══ Data in this exercise ══

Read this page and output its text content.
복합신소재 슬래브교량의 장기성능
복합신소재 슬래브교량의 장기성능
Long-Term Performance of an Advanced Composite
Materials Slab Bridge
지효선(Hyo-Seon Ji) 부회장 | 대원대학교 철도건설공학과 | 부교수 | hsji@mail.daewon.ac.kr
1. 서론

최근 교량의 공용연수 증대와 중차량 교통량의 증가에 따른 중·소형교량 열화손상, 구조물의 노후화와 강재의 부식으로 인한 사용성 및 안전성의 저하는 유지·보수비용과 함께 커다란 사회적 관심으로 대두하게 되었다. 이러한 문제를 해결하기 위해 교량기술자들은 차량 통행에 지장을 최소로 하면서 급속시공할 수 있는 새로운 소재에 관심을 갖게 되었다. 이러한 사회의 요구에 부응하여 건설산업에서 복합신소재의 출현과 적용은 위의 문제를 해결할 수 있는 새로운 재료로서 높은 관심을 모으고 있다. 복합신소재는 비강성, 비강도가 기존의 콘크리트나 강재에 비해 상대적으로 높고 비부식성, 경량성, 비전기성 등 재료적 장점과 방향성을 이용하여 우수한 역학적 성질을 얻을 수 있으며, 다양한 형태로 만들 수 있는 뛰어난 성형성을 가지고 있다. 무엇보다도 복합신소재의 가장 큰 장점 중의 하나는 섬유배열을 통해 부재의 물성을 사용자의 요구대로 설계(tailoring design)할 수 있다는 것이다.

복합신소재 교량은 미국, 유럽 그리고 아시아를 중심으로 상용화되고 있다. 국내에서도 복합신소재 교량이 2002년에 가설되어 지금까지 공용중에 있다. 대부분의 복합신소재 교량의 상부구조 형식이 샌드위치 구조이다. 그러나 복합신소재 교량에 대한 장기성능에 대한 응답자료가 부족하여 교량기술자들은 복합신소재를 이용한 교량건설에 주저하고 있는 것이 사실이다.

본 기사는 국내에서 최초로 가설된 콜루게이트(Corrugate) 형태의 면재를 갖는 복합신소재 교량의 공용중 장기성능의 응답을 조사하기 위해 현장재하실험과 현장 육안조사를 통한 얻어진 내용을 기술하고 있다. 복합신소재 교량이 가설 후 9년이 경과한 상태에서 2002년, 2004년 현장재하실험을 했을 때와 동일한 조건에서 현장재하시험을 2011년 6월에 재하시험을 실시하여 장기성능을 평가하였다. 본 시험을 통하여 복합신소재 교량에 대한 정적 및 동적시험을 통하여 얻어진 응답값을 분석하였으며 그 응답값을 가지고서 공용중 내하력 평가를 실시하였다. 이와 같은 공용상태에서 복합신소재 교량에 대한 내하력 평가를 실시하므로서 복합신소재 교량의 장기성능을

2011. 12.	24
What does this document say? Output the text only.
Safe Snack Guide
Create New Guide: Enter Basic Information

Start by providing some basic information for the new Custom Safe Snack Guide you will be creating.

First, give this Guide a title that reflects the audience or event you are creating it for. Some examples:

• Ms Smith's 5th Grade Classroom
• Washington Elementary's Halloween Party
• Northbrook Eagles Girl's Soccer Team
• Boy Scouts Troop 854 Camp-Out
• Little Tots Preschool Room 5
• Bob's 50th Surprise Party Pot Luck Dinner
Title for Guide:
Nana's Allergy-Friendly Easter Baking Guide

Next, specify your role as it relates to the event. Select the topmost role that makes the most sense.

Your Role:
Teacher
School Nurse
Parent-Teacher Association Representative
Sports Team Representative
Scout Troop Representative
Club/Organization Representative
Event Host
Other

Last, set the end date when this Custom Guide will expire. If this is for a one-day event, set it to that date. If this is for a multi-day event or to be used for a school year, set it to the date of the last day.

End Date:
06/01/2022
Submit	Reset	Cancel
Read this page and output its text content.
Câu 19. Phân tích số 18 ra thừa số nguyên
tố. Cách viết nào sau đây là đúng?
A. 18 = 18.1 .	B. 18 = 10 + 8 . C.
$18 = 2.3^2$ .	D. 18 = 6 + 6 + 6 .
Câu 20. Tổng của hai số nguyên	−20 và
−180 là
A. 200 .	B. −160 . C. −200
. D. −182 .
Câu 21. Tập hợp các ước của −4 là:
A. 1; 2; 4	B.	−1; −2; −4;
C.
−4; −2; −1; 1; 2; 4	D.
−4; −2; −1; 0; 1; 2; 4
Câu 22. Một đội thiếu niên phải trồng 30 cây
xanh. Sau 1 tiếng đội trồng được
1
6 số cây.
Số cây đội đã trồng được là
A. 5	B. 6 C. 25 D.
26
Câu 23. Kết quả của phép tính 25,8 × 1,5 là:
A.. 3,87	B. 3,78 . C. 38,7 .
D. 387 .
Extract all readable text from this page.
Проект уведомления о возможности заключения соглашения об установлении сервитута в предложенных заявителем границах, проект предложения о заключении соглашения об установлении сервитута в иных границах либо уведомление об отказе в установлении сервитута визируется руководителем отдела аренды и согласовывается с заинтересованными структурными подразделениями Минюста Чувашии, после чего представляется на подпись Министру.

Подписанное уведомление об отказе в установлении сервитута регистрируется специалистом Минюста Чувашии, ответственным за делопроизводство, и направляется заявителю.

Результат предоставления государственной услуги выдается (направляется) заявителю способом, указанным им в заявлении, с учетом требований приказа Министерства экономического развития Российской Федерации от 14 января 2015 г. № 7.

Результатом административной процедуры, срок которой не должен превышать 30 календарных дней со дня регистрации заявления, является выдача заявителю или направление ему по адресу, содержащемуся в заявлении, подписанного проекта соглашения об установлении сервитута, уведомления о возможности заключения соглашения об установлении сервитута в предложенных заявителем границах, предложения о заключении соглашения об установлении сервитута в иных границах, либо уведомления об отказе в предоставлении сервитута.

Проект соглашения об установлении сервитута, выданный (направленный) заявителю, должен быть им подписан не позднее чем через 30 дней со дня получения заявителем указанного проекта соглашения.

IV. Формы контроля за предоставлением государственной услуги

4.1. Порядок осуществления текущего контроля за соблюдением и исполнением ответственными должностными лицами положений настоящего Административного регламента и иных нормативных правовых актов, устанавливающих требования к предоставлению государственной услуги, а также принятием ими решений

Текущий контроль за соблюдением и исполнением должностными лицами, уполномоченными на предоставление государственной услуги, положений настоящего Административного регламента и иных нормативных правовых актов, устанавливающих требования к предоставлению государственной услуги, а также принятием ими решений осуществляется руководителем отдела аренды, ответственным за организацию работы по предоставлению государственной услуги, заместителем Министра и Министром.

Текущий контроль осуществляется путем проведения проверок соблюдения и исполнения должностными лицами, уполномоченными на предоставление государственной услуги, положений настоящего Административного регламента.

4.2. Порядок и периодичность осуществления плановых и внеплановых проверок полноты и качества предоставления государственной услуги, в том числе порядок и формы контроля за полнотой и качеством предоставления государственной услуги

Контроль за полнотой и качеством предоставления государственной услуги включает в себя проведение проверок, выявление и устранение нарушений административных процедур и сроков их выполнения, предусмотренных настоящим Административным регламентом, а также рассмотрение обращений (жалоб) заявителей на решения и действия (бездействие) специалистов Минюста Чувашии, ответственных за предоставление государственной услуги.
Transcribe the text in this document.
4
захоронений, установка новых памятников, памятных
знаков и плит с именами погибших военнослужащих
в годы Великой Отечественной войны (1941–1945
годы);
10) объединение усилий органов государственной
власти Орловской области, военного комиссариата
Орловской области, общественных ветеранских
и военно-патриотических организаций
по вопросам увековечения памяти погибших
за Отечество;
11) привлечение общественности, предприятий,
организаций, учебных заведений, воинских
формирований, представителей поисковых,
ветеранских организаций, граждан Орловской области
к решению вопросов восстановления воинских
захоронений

═══

[Task statement] Transcribe every line of the data, exactly as it stands.

[Exercise answer]
Read this page and output its text content.
복합신소재 슬래브교량의 장기성능
복합신소재 슬래브교량의 장기성능
Long-Term Performance of an Advanced Composite
Materials Slab Bridge
지효선(Hyo-Seon Ji) 부회장 | 대원대학교 철도건설공학과 | 부교수 | hsji@mail.daewon.ac.kr
1. 서론

최근 교량의 공용연수 증대와 중차량 교통량의 증가에 따른 중·소형교량 열화손상, 구조물의 노후화와 강재의 부식으로 인한 사용성 및 안전성의 저하는 유지·보수비용과 함께 커다란 사회적 관심으로 대두하게 되었다. 이러한 문제를 해결하기 위해 교량기술자들은 차량 통행에 지장을 최소로 하면서 급속시공할 수 있는 새로운 소재에 관심을 갖게 되었다. 이러한 사회의 요구에 부응하여 건설산업에서 복합신소재의 출현과 적용은 위의 문제를 해결할 수 있는 새로운 재료로서 높은 관심을 모으고 있다. 복합신소재는 비강성, 비강도가 기존의 콘크리트나 강재에 비해 상대적으로 높고 비부식성, 경량성, 비전기성 등 재료적 장점과 방향성을 이용하여 우수한 역학적 성질을 얻을 수 있으며, 다양한 형태로 만들 수 있는 뛰어난 성형성을 가지고 있다. 무엇보다도 복합신소재의 가장 큰 장점 중의 하나는 섬유배열을 통해 부재의 물성을 사용자의 요구대로 설계(tailoring design)할 수 있다는 것이다.

복합신소재 교량은 미국, 유럽 그리고 아시아를 중심으로 상용화되고 있다. 국내에서도 복합신소재 교량이 2002년에 가설되어 지금까지 공용중에 있다. 대부분의 복합신소재 교량의 상부구조 형식이 샌드위치 구조이다. 그러나 복합신소재 교량에 대한 장기성능에 대한 응답자료가 부족하여 교량기술자들은 복합신소재를 이용한 교량건설에 주저하고 있는 것이 사실이다.

본 기사는 국내에서 최초로 가설된 콜루게이트(Corrugate) 형태의 면재를 갖는 복합신소재 교량의 공용중 장기성능의 응답을 조사하기 위해 현장재하실험과 현장 육안조사를 통한 얻어진 내용을 기술하고 있다. 복합신소재 교량이 가설 후 9년이 경과한 상태에서 2002년, 2004년 현장재하실험을 했을 때와 동일한 조건에서 현장재하시험을 2011년 6월에 재하시험을 실시하여 장기성능을 평가하였다. 본 시험을 통하여 복합신소재 교량에 대한 정적 및 동적시험을 통하여 얻어진 응답값을 분석하였으며 그 응답값을 가지고서 공용중 내하력 평가를 실시하였다. 이와 같은 공용상태에서 복합신소재 교량에 대한 내하력 평가를 실시하므로서 복합신소재 교량의 장기성능을

2011. 12.	24
What does this document say? Output the text only.
Safe Snack Guide
Create New Guide: Enter Basic Information

Start by providing some basic information for the new Custom Safe Snack Guide you will be creating.

First, give this Guide a title that reflects the audience or event you are creating it for. Some examples:

• Ms Smith's 5th Grade Classroom
• Washington Elementary's Halloween Party
• Northbrook Eagles Girl's Soccer Team
• Boy Scouts Troop 854 Camp-Out
• Little Tots Preschool Room 5
• Bob's 50th Surprise Party Pot Luck Dinner
Title for Guide:
Nana's Allergy-Friendly Easter Baking Guide

Next, specify your role as it relates to the event. Select the topmost role that makes the most sense.

Your Role:
Teacher
School Nurse
Parent-Teacher Association Representative
Sports Team Representative
Scout Troop Representative
Club/Organization Representative
Event Host
Other

Last, set the end date when this Custom Guide will expire. If this is for a one-day event, set it to that date. If this is for a multi-day event or to be used for a school year, set it to the date of the last day.

End Date:
06/01/2022
Submit	Reset	Cancel
Read this page and output its text content.
Câu 19. Phân tích số 18 ra thừa số nguyên
tố. Cách viết nào sau đây là đúng?
A. 18 = 18.1 .	B. 18 = 10 + 8 . C.
$18 = 2.3^2$ .	D. 18 = 6 + 6 + 6 .
Câu 20. Tổng của hai số nguyên	−20 và
−180 là
A. 200 .	B. −160 . C. −200
. D. −182 .
Câu 21. Tập hợp các ước của −4 là:
A. 1; 2; 4	B.	−1; −2; −4;
C.
−4; −2; −1; 1; 2; 4	D.
−4; −2; −1; 0; 1; 2; 4
Câu 22. Một đội thiếu niên phải trồng 30 cây
xanh. Sau 1 tiếng đội trồng được
1
6 số cây.
Số cây đội đã trồng được là
A. 5	B. 6 C. 25 D.
26
Câu 23. Kết quả của phép tính 25,8 × 1,5 là:
A.. 3,87	B. 3,78 . C. 38,7 .
D. 387 .
Extract all readable text from this page.
Проект уведомления о возможности заключения соглашения об установлении сервитута в предложенных заявителем границах, проект предложения о заключении соглашения об установлении сервитута в иных границах либо уведомление об отказе в установлении сервитута визируется руководителем отдела аренды и согласовывается с заинтересованными структурными подразделениями Минюста Чувашии, после чего представляется на подпись Министру.

Подписанное уведомление об отказе в установлении сервитута регистрируется специалистом Минюста Чувашии, ответственным за делопроизводство, и направляется заявителю.

Результат предоставления государственной услуги выдается (направляется) заявителю способом, указанным им в заявлении, с учетом требований приказа Министерства экономического развития Российской Федерации от 14 января 2015 г. № 7.

Результатом административной процедуры, срок которой не должен превышать 30 календарных дней со дня регистрации заявления, является выдача заявителю или направление ему по адресу, содержащемуся в заявлении, подписанного проекта соглашения об установлении сервитута, уведомления о возможности заключения соглашения об установлении сервитута в предложенных заявителем границах, предложения о заключении соглашения об установлении сервитута в иных границах, либо уведомления об отказе в предоставлении сервитута.

Проект соглашения об установлении сервитута, выданный (направленный) заявителю, должен быть им подписан не позднее чем через 30 дней со дня получения заявителем указанного проекта соглашения.

IV. Формы контроля за предоставлением государственной услуги

4.1. Порядок осуществления текущего контроля за соблюдением и исполнением ответственными должностными лицами положений настоящего Административного регламента и иных нормативных правовых актов, устанавливающих требования к предоставлению государственной услуги, а также принятием ими решений

Текущий контроль за соблюдением и исполнением должностными лицами, уполномоченными на предоставление государственной услуги, положений настоящего Административного регламента и иных нормативных правовых актов, устанавливающих требования к предоставлению государственной услуги, а также принятием ими решений осуществляется руководителем отдела аренды, ответственным за организацию работы по предоставлению государственной услуги, заместителем Министра и Министром.

Текущий контроль осуществляется путем проведения проверок соблюдения и исполнения должностными лицами, уполномоченными на предоставление государственной услуги, положений настоящего Административного регламента.

4.2. Порядок и периодичность осуществления плановых и внеплановых проверок полноты и качества предоставления государственной услуги, в том числе порядок и формы контроля за полнотой и качеством предоставления государственной услуги

Контроль за полнотой и качеством предоставления государственной услуги включает в себя проведение проверок, выявление и устранение нарушений административных процедур и сроков их выполнения, предусмотренных настоящим Административным регламентом, а также рассмотрение обращений (жалоб) заявителей на решения и действия (бездействие) специалистов Минюста Чувашии, ответственных за предоставление государственной услуги.
Transcribe the text in this document.
4
захоронений, установка новых памятников, памятных
знаков и плит с именами погибших военнослужащих
в годы Великой Отечественной войны (1941–1945
годы);
10) объединение усилий органов государственной
власти Орловской области, военного комиссариата
Орловской области, общественных ветеранских
и военно-патриотических организаций
по вопросам увековечения памяти погибших
за Отечество;
11) привлечение общественности, предприятий,
организаций, учебных заведений, воинских
формирований, представителей поисковых,
ветеранских организаций, граждан Орловской области
к решению вопросов восстановления воинских
захоронений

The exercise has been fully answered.